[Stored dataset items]

········

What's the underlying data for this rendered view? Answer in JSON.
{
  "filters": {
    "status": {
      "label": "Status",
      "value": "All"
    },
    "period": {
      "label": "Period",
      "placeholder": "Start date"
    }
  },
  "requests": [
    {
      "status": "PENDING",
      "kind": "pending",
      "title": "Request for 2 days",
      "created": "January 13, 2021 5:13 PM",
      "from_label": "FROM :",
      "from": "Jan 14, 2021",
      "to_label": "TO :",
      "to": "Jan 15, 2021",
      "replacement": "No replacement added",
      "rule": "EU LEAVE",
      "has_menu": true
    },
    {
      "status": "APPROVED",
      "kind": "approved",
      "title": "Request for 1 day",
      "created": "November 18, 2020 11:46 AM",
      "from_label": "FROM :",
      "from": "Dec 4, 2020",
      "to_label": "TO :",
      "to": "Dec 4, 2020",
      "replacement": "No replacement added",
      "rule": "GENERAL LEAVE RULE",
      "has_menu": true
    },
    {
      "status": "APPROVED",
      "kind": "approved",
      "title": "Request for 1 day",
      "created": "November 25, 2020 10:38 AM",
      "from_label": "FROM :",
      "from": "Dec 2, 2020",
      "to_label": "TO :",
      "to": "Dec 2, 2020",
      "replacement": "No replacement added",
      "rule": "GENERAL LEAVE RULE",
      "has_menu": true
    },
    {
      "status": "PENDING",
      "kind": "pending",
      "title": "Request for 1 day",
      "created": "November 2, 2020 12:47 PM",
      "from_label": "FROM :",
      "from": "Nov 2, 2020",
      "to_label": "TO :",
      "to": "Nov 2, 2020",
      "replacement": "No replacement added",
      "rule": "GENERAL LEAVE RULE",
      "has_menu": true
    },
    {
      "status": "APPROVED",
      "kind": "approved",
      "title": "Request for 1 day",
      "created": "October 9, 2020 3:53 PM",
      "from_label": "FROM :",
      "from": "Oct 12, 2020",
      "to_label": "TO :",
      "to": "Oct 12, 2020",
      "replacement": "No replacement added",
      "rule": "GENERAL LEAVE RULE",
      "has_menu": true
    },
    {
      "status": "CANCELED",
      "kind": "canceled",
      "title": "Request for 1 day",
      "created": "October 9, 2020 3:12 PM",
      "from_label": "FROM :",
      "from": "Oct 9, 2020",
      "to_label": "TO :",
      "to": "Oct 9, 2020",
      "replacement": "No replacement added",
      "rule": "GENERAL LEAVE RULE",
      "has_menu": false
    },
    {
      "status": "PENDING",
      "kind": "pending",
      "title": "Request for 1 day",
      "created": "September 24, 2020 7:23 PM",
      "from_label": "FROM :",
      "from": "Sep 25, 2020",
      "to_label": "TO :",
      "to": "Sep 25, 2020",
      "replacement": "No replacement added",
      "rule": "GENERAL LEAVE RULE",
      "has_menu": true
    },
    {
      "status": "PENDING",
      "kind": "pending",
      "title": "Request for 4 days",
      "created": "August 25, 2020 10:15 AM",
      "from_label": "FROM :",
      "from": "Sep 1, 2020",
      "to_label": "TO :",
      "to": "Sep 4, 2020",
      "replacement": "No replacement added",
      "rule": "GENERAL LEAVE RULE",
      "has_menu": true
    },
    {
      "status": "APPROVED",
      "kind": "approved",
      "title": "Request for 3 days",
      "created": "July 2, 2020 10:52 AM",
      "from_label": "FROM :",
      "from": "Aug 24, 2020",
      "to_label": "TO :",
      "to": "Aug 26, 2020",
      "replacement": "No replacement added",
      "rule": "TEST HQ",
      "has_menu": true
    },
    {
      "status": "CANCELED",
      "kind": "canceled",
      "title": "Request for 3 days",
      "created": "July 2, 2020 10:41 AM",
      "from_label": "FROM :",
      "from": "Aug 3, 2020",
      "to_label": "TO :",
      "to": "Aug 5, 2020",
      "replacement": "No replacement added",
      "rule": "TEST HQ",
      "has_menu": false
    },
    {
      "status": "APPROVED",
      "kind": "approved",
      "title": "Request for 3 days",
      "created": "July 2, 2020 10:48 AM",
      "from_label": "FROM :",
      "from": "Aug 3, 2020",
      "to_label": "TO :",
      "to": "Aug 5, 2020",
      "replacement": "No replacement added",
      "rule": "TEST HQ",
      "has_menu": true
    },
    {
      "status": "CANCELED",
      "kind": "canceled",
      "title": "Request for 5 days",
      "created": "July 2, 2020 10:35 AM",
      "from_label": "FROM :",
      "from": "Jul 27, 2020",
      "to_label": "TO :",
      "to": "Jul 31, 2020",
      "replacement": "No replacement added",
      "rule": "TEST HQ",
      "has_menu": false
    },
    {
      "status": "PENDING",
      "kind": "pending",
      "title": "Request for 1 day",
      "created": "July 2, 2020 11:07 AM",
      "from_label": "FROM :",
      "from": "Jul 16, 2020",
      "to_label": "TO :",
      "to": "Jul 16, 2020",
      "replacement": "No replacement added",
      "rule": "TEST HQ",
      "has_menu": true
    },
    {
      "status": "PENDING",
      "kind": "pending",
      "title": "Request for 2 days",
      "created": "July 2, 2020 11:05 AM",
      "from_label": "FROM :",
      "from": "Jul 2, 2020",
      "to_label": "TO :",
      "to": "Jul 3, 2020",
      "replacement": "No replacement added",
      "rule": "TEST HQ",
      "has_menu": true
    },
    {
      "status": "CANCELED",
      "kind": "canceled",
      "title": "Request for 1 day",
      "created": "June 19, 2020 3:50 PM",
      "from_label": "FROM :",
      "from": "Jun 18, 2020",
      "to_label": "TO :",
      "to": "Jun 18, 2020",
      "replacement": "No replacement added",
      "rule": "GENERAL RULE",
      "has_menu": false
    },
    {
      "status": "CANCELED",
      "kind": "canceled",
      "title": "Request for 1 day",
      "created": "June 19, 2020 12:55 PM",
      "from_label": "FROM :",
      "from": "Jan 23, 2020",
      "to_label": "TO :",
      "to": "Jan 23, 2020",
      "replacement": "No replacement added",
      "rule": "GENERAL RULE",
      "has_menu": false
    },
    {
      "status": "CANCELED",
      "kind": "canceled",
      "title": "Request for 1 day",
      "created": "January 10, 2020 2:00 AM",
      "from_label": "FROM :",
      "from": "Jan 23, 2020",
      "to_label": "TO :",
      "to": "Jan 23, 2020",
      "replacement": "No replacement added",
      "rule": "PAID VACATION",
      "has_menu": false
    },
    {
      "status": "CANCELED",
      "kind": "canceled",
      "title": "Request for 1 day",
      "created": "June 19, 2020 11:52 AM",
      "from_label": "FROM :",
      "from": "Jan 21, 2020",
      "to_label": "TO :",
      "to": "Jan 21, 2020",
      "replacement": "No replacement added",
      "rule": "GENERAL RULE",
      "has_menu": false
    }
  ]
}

········

### Description of the task
Filter the data for the string "June" and copy every line that has it.

### The reply
      "created": "June 19, 2020 3:50 PM",
      "created": "June 19, 2020 12:55 PM",
      "created": "June 19, 2020 11:52 AM",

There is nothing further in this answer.